WORK TO COMPLETE — The exercise asks you to copy every line below in which "提出问题" appears.

DATA SHOWN —
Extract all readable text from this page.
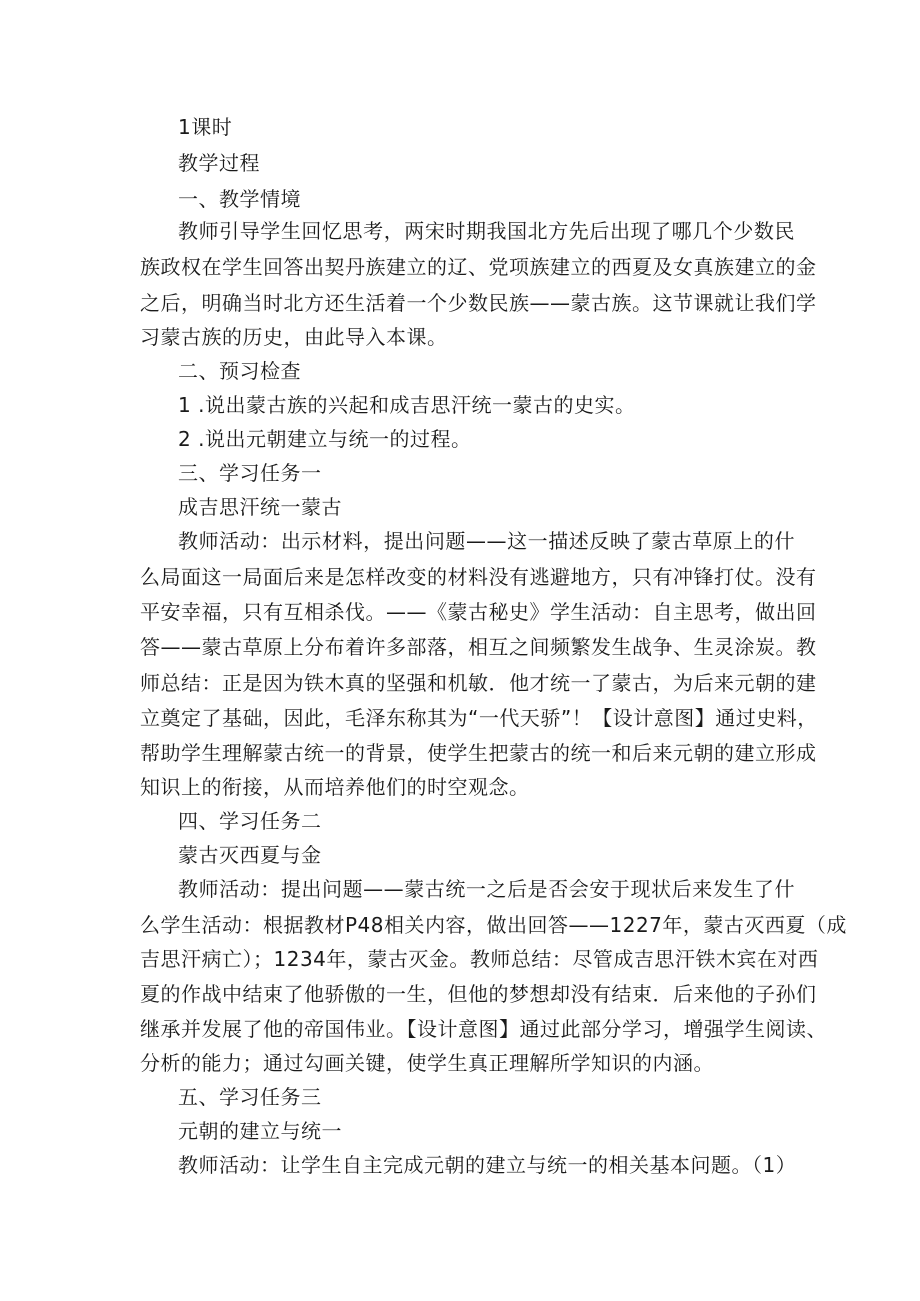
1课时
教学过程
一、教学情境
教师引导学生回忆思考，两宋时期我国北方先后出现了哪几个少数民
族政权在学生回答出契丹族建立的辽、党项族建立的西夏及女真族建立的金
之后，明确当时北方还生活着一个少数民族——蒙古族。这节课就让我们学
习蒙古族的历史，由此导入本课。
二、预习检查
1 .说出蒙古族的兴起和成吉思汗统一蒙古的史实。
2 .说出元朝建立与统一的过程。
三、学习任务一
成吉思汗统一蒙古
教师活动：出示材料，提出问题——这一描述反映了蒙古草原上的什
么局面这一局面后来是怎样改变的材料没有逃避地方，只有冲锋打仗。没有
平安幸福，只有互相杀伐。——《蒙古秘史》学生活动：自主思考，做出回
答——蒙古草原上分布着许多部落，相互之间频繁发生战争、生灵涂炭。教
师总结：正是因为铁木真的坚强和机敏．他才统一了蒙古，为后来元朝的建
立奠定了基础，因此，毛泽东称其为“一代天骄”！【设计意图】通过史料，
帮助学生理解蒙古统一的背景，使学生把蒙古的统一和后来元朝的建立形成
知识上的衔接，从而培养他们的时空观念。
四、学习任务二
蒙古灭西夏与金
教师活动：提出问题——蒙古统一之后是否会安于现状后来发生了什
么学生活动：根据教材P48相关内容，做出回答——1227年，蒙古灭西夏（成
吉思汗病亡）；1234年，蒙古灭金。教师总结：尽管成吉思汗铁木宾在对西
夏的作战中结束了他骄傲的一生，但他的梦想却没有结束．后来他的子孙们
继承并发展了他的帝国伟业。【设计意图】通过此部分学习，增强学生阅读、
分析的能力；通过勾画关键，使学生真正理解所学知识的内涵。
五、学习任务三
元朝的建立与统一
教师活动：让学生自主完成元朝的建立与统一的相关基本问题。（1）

COMPLETE RESPONSE —
教师活动：出示材料，提出问题——这一描述反映了蒙古草原上的什
教师活动：提出问题——蒙古统一之后是否会安于现状后来发生了什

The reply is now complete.